# [What to do]
Reproduce the listing below verbatim.

══ Supplied entries

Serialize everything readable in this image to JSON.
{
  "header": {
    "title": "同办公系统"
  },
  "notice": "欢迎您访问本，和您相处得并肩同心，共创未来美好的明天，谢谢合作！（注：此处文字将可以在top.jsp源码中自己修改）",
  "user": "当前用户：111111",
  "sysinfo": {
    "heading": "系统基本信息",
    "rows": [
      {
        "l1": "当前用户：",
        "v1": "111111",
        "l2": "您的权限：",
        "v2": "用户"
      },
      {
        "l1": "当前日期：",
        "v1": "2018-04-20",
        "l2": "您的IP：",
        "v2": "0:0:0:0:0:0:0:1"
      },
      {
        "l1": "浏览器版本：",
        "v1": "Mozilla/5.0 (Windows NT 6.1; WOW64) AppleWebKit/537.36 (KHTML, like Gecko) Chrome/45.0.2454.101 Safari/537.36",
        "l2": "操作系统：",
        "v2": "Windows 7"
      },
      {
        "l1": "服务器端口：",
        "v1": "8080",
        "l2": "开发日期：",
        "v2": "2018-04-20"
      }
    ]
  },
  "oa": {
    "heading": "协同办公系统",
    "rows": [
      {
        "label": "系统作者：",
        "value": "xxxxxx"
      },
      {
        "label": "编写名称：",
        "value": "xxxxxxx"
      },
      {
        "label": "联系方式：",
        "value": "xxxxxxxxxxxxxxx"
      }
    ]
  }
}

════

# [Response to this task]
Serialize everything readable in this image to JSON.
{
  "header": {
    "title": "同办公系统"
  },
  "notice": "欢迎您访问本，和您相处得并肩同心，共创未来美好的明天，谢谢合作！（注：此处文字将可以在top.jsp源码中自己修改）",
  "user": "当前用户：111111",
  "sysinfo": {
    "heading": "系统基本信息",
    "rows": [
      {
        "l1": "当前用户：",
        "v1": "111111",
        "l2": "您的权限：",
        "v2": "用户"
      },
      {
        "l1": "当前日期：",
        "v1": "2018-04-20",
        "l2": "您的IP：",
        "v2": "0:0:0:0:0:0:0:1"
      },
      {
        "l1": "浏览器版本：",
        "v1": "Mozilla/5.0 (Windows NT 6.1; WOW64) AppleWebKit/537.36 (KHTML, like Gecko) Chrome/45.0.2454.101 Safari/537.36",
        "l2": "操作系统：",
        "v2": "Windows 7"
      },
      {
        "l1": "服务器端口：",
        "v1": "8080",
        "l2": "开发日期：",
        "v2": "2018-04-20"
      }
    ]
  },
  "oa": {
    "heading": "协同办公系统",
    "rows": [
      {
        "label": "系统作者：",
        "value": "xxxxxx"
      },
      {
        "label": "编写名称：",
        "value": "xxxxxxx"
      },
      {
        "label": "联系方式：",
        "value": "xxxxxxxxxxxxxxx"
      }
    ]
  }
}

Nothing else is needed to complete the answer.